> TASK BRIEF
Retype the whole listing verbatim and keep the pictures out of it.
Start ENTRIES PROVIDED
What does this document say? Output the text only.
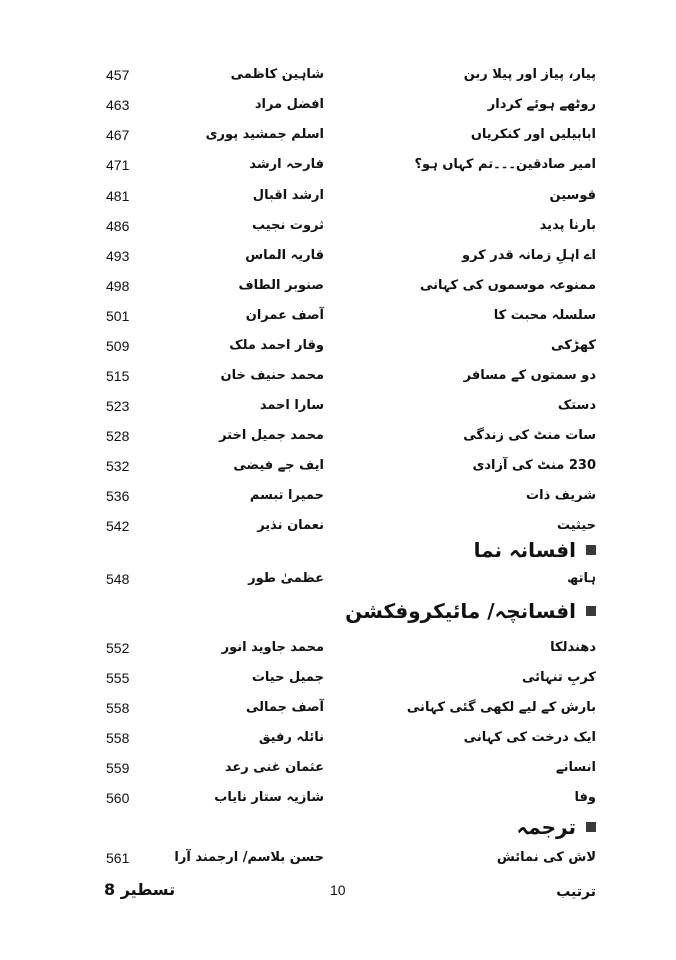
457	شاہین کاظمی	پیار، پیاز اور پیلا ربن
463	افضل مراد	روٹھے ہوئے کردار
467	اسلم جمشید پوری	ابابیلیں اور کنکریاں
471	فارحہ ارشد	امیر صادقین۔۔۔تم کہاں ہو؟
481	ارشد اقبال	قوسین
486	ثروت نجیب	بارنا پدید
493	قاریہ الماس	اے اہلِ زمانہ قدر کرو
498	صنوبر الطاف	ممنوعہ موسموں کی کہانی
501	آصف عمران	سلسلہ محبت کا
509	وقار احمد ملک	کھڑکی
515	محمد حنیف خان	دو سمتوں کے مسافر
523	سارا احمد	دستک
528	محمد جمیل اختر	سات منٹ کی زندگی
532	ایف جے فیضی	230 منٹ کی آزادی
536	حمیرا تبسم	شریف ذات
542	نعمان نذیر	حیثیت
افسانہ نما
548	عظمیٰ طور	ہاتھ
افسانچہ/ مائیکروفکشن
552	محمد جاوید انور	دھندلکا
555	جمیل حیات	کربِ تنہائی
558	آصف جمالی	بارش کے لیے لکھی گئی کہانی
558	نائلہ رفیق	ایک درخت کی کہانی
559	عثمان غنی رعد	انسانے
560	شازیہ ستار نایاب	وفا
ترجمہ
561	حسن بلاسم/ ارجمند آرا	لاش کی نمائش
تسطیر 8	10	ترتیب
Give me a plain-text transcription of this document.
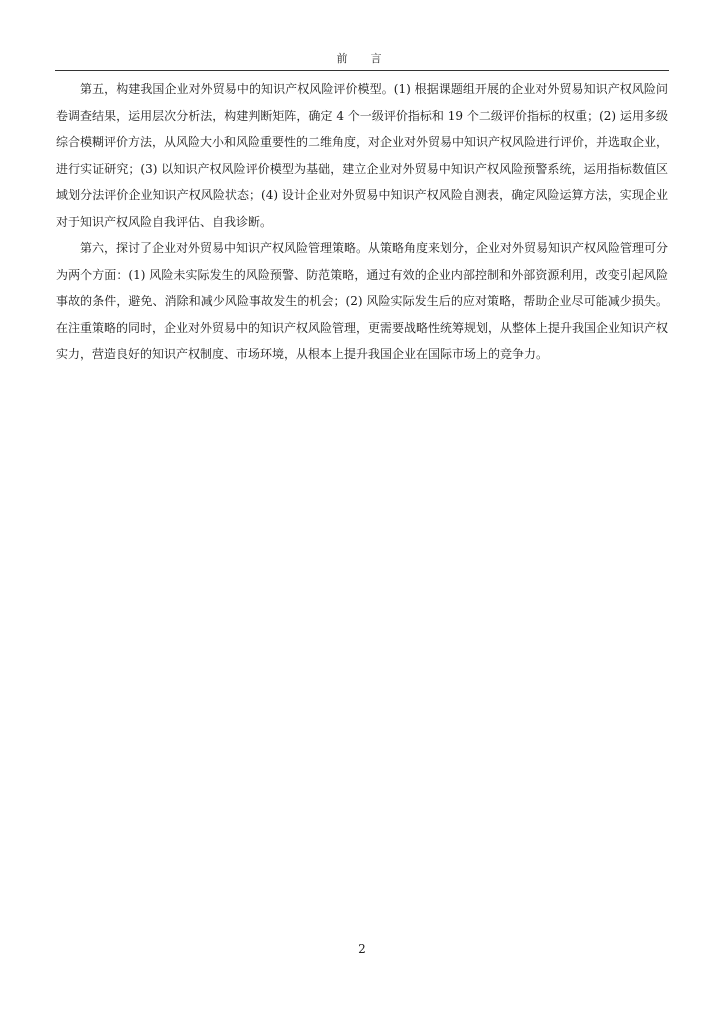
前　言

第五，构建我国企业对外贸易中的知识产权风险评价模型。(1) 根据课题组开展的企业对外贸易知识产权风险问卷调查结果，运用层次分析法，构建判断矩阵，确定 4 个一级评价指标和 19 个二级评价指标的权重；(2) 运用多级综合模糊评价方法，从风险大小和风险重要性的二维角度，对企业对外贸易中知识产权风险进行评价，并选取企业，进行实证研究；(3) 以知识产权风险评价模型为基础，建立企业对外贸易中知识产权风险预警系统，运用指标数值区域划分法评价企业知识产权风险状态；(4) 设计企业对外贸易中知识产权风险自测表，确定风险运算方法，实现企业对于知识产权风险自我评估、自我诊断。

第六，探讨了企业对外贸易中知识产权风险管理策略。从策略角度来划分，企业对外贸易知识产权风险管理可分为两个方面：(1) 风险未实际发生的风险预警、防范策略，通过有效的企业内部控制和外部资源利用，改变引起风险事故的条件，避免、消除和减少风险事故发生的机会；(2) 风险实际发生后的应对策略，帮助企业尽可能减少损失。在注重策略的同时，企业对外贸易中的知识产权风险管理，更需要战略性统筹规划，从整体上提升我国企业知识产权实力，营造良好的知识产权制度、市场环境，从根本上提升我国企业在国际市场上的竞争力。

2
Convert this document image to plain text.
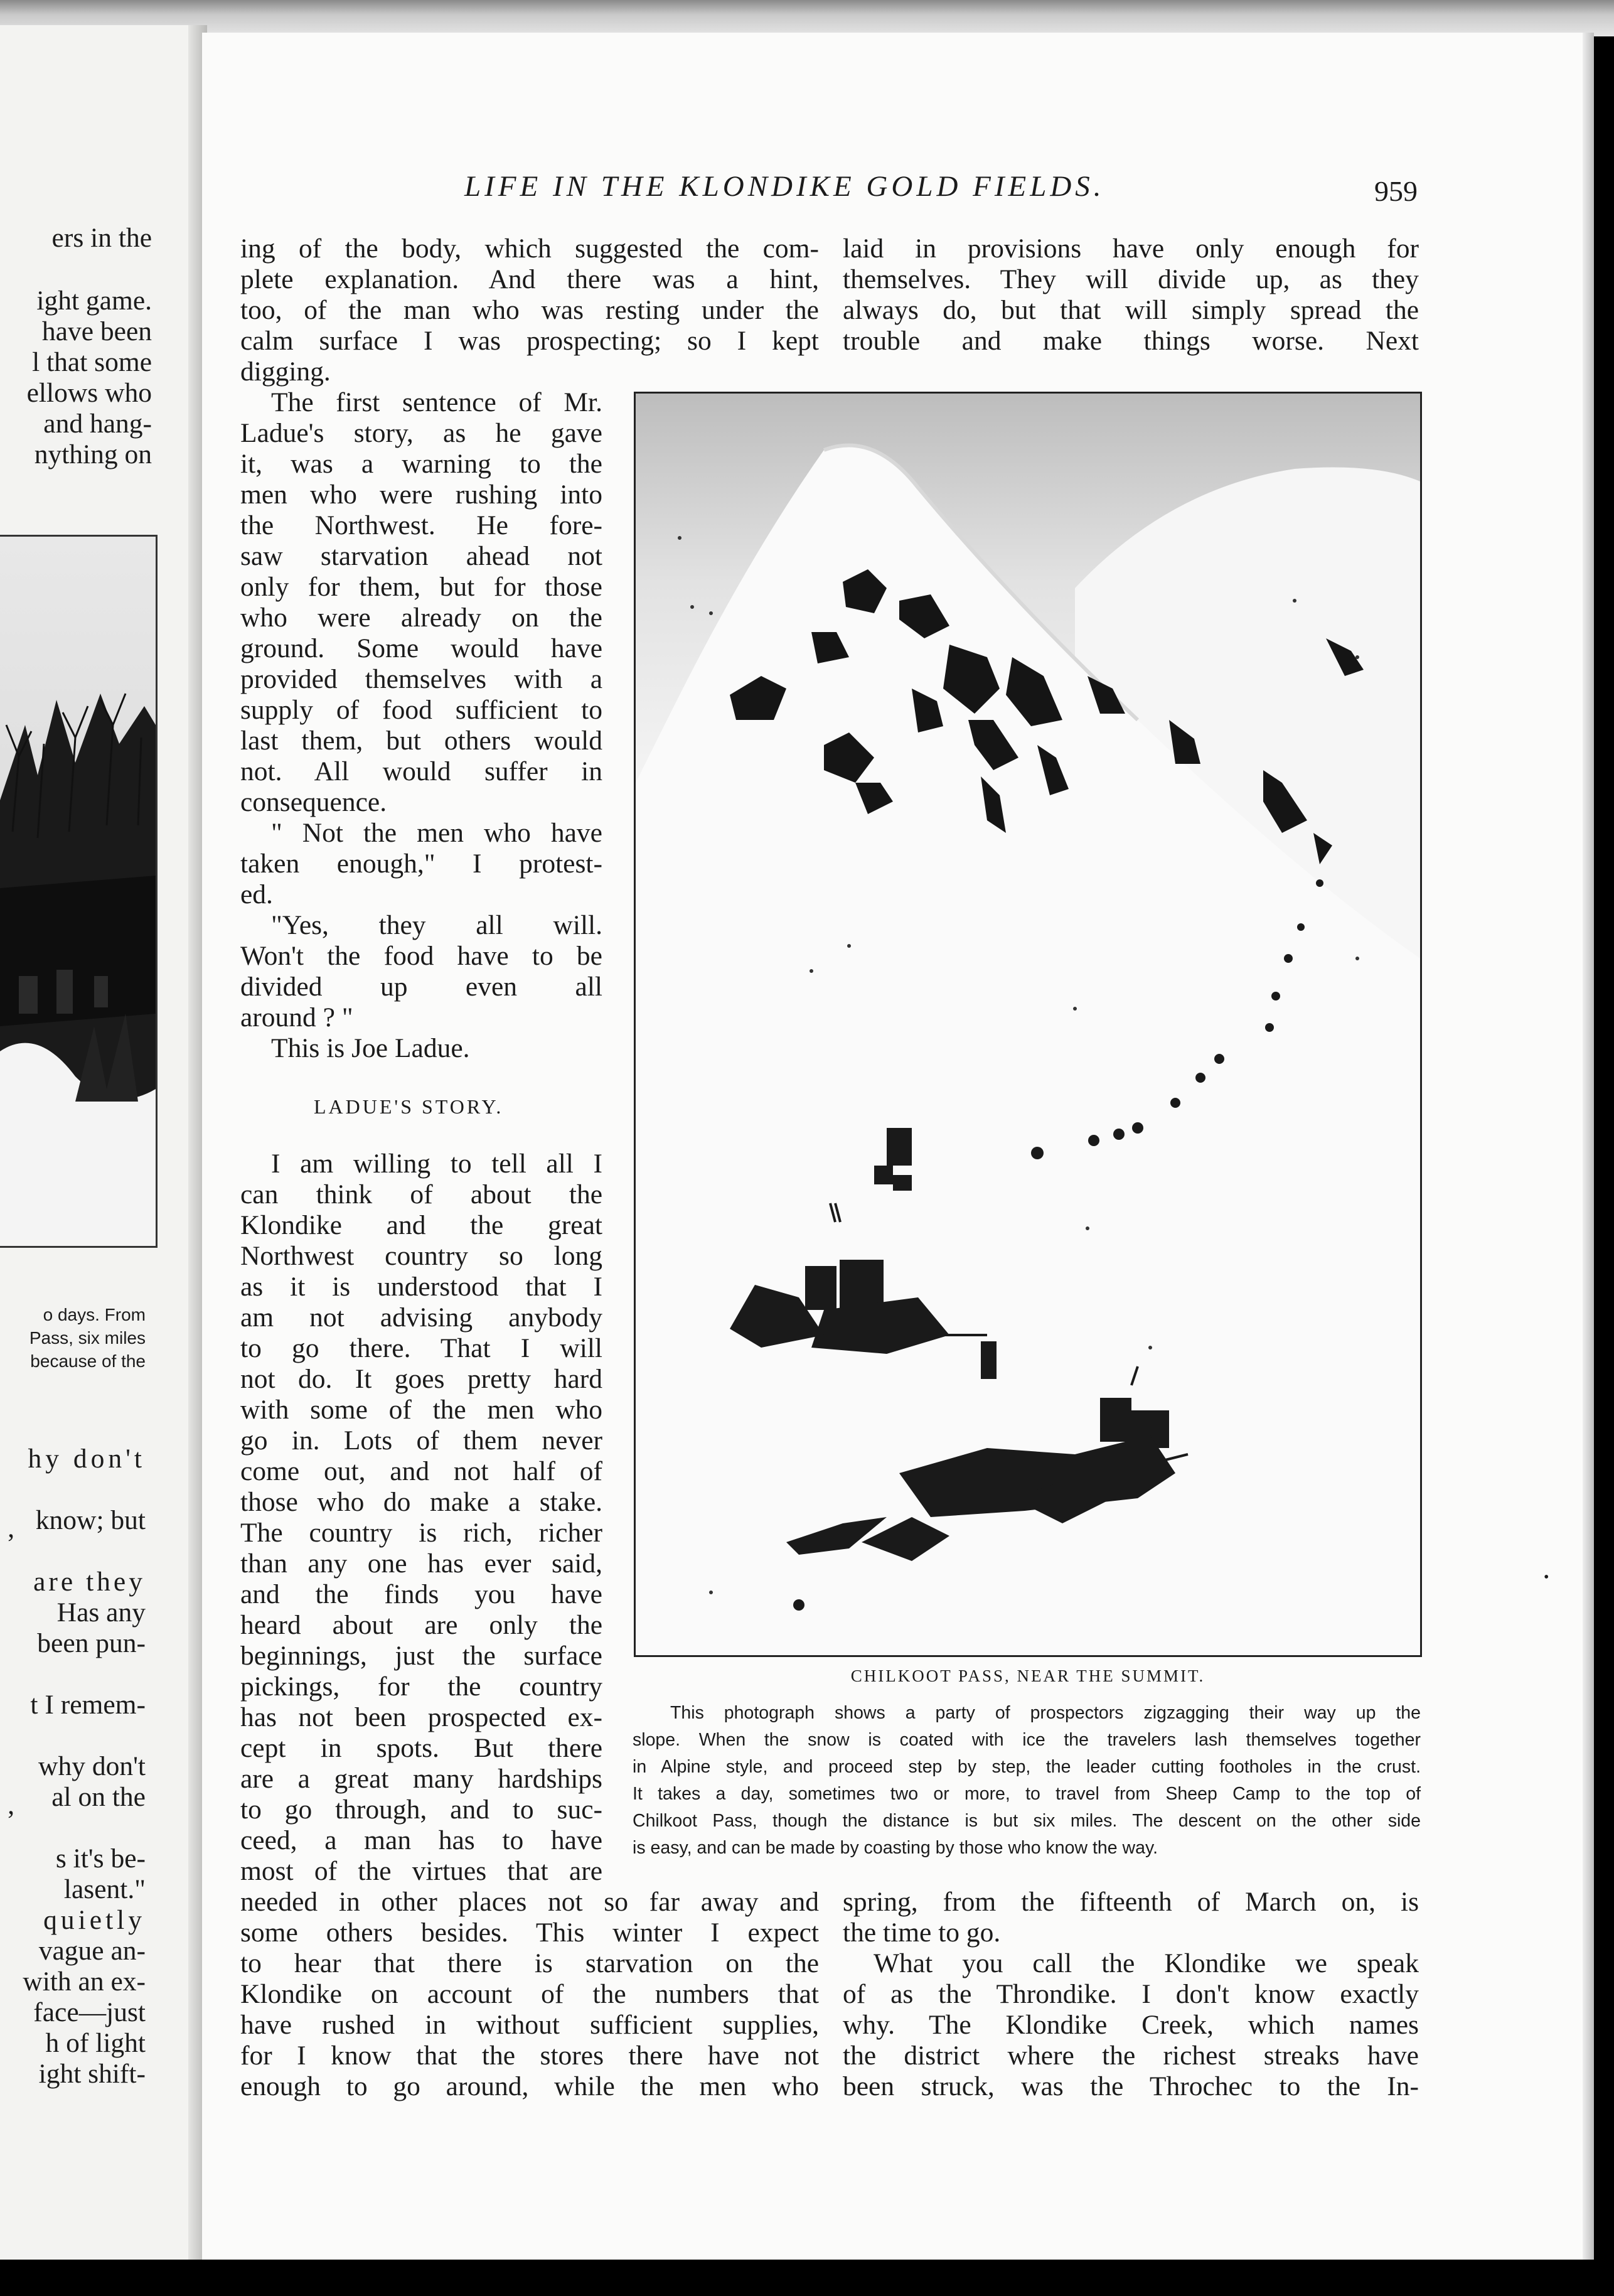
ers in the
ight game.
have been
l that some
ellows who
and hang-
nything on
o days. From
Pass, six miles
because of the
hy don't
know; but
’
are they
Has any
been pun-
t I remem-
why don't
al on the
’
s it's be-
lasent."
quietly
vague an-
with an ex-
face—just
h of light
ight shift-
LIFE IN THE KLONDIKE GOLD FIELDS.	959
ing of the body, which suggested the com-
plete explanation. And there was a hint,
too, of the man who was resting under the
calm surface I was prospecting; so I kept
digging.
laid in provisions have only enough for
themselves. They will divide up, as they
always do, but that will simply spread the
trouble and make things worse. Next
The first sentence of Mr.
Ladue's story, as he gave
it, was a warning to the
men who were rushing into
the Northwest. He fore-
saw starvation ahead not
only for them, but for those
who were already on the
ground. Some would have
provided themselves with a
supply of food sufficient to
last them, but others would
not. All would suffer in
consequence.
" Not the men who have
taken enough," I protest-
ed.
"Yes, they all will.
Won't the food have to be
divided up even all
around ? "
This is Joe Ladue.
LADUE'S STORY.
I am willing to tell all I
can think of about the
Klondike and the great
Northwest country so long
as it is understood that I
am not advising anybody
to go there. That I will
not do. It goes pretty hard
with some of the men who
go in. Lots of them never
come out, and not half of
those who do make a stake.
The country is rich, richer
than any one has ever said,
and the finds you have
heard about are only the
beginnings, just the surface
pickings, for the country
has not been prospected ex-
cept in spots. But there
are a great many hardships
to go through, and to suc-
ceed, a man has to have
most of the virtues that are
CHILKOOT PASS, NEAR THE SUMMIT.
This photograph shows a party of prospectors zigzagging their way up the
slope. When the snow is coated with ice the travelers lash themselves together
in Alpine style, and proceed step by step, the leader cutting footholes in the crust.
It takes a day, sometimes two or more, to travel from Sheep Camp to the top of
Chilkoot Pass, though the distance is but six miles. The descent on the other side
is easy, and can be made by coasting by those who know the way.
needed in other places not so far away and
some others besides. This winter I expect
to hear that there is starvation on the
Klondike on account of the numbers that
have rushed in without sufficient supplies,
for I know that the stores there have not
enough to go around, while the men who
spring, from the fifteenth of March on, is
the time to go.
What you call the Klondike we speak
of as the Throndike. I don't know exactly
why. The Klondike Creek, which names
the district where the richest streaks have
been struck, was the Throchec to the In-
•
End ENTRIES PROVIDED
> OUTPUT OF THE EXERCISE
What does this document say? Output the text only.
457	شاہین کاظمی	پیار، پیاز اور پیلا ربن
463	افضل مراد	روٹھے ہوئے کردار
467	اسلم جمشید پوری	ابابیلیں اور کنکریاں
471	فارحہ ارشد	امیر صادقین۔۔۔تم کہاں ہو؟
481	ارشد اقبال	قوسین
486	ثروت نجیب	بارنا پدید
493	قاریہ الماس	اے اہلِ زمانہ قدر کرو
498	صنوبر الطاف	ممنوعہ موسموں کی کہانی
501	آصف عمران	سلسلہ محبت کا
509	وقار احمد ملک	کھڑکی
515	محمد حنیف خان	دو سمتوں کے مسافر
523	سارا احمد	دستک
528	محمد جمیل اختر	سات منٹ کی زندگی
532	ایف جے فیضی	230 منٹ کی آزادی
536	حمیرا تبسم	شریف ذات
542	نعمان نذیر	حیثیت
افسانہ نما
548	عظمیٰ طور	ہاتھ
افسانچہ/ مائیکروفکشن
552	محمد جاوید انور	دھندلکا
555	جمیل حیات	کربِ تنہائی
558	آصف جمالی	بارش کے لیے لکھی گئی کہانی
558	نائلہ رفیق	ایک درخت کی کہانی
559	عثمان غنی رعد	انسانے
560	شازیہ ستار نایاب	وفا
ترجمہ
561	حسن بلاسم/ ارجمند آرا	لاش کی نمائش
تسطیر 8	10	ترتیب
Give me a plain-text transcription of this document.
前　言

第五，构建我国企业对外贸易中的知识产权风险评价模型。(1) 根据课题组开展的企业对外贸易知识产权风险问卷调查结果，运用层次分析法，构建判断矩阵，确定 4 个一级评价指标和 19 个二级评价指标的权重；(2) 运用多级综合模糊评价方法，从风险大小和风险重要性的二维角度，对企业对外贸易中知识产权风险进行评价，并选取企业，进行实证研究；(3) 以知识产权风险评价模型为基础，建立企业对外贸易中知识产权风险预警系统，运用指标数值区域划分法评价企业知识产权风险状态；(4) 设计企业对外贸易中知识产权风险自测表，确定风险运算方法，实现企业对于知识产权风险自我评估、自我诊断。

第六，探讨了企业对外贸易中知识产权风险管理策略。从策略角度来划分，企业对外贸易知识产权风险管理可分为两个方面：(1) 风险未实际发生的风险预警、防范策略，通过有效的企业内部控制和外部资源利用，改变引起风险事故的条件，避免、消除和减少风险事故发生的机会；(2) 风险实际发生后的应对策略，帮助企业尽可能减少损失。在注重策略的同时，企业对外贸易中的知识产权风险管理，更需要战略性统筹规划，从整体上提升我国企业知识产权实力，营造良好的知识产权制度、市场环境，从根本上提升我国企业在国际市场上的竞争力。

2
Convert this document image to plain text.
ers in the
ight game.
have been
l that some
ellows who
and hang-
nything on
o days. From
Pass, six miles
because of the
hy don't
know; but
’
are they
Has any
been pun-
t I remem-
why don't
al on the
’
s it's be-
lasent."
quietly
vague an-
with an ex-
face—just
h of light
ight shift-
LIFE IN THE KLONDIKE GOLD FIELDS.	959
ing of the body, which suggested the com-
plete explanation. And there was a hint,
too, of the man who was resting under the
calm surface I was prospecting; so I kept
digging.
laid in provisions have only enough for
themselves. They will divide up, as they
always do, but that will simply spread the
trouble and make things worse. Next
The first sentence of Mr.
Ladue's story, as he gave
it, was a warning to the
men who were rushing into
the Northwest. He fore-
saw starvation ahead not
only for them, but for those
who were already on the
ground. Some would have
provided themselves with a
supply of food sufficient to
last them, but others would
not. All would suffer in
consequence.
" Not the men who have
taken enough," I protest-
ed.
"Yes, they all will.
Won't the food have to be
divided up even all
around ? "
This is Joe Ladue.
LADUE'S STORY.
I am willing to tell all I
can think of about the
Klondike and the great
Northwest country so long
as it is understood that I
am not advising anybody
to go there. That I will
not do. It goes pretty hard
with some of the men who
go in. Lots of them never
come out, and not half of
those who do make a stake.
The country is rich, richer
than any one has ever said,
and the finds you have
heard about are only the
beginnings, just the surface
pickings, for the country
has not been prospected ex-
cept in spots. But there
are a great many hardships
to go through, and to suc-
ceed, a man has to have
most of the virtues that are
CHILKOOT PASS, NEAR THE SUMMIT.
This photograph shows a party of prospectors zigzagging their way up the
slope. When the snow is coated with ice the travelers lash themselves together
in Alpine style, and proceed step by step, the leader cutting footholes in the crust.
It takes a day, sometimes two or more, to travel from Sheep Camp to the top of
Chilkoot Pass, though the distance is but six miles. The descent on the other side
is easy, and can be made by coasting by those who know the way.
needed in other places not so far away and
some others besides. This winter I expect
to hear that there is starvation on the
Klondike on account of the numbers that
have rushed in without sufficient supplies,
for I know that the stores there have not
enough to go around, while the men who
spring, from the fifteenth of March on, is
the time to go.
What you call the Klondike we speak
of as the Throndike. I don't know exactly
why. The Klondike Creek, which names
the district where the richest streaks have
been struck, was the Throchec to the In-
•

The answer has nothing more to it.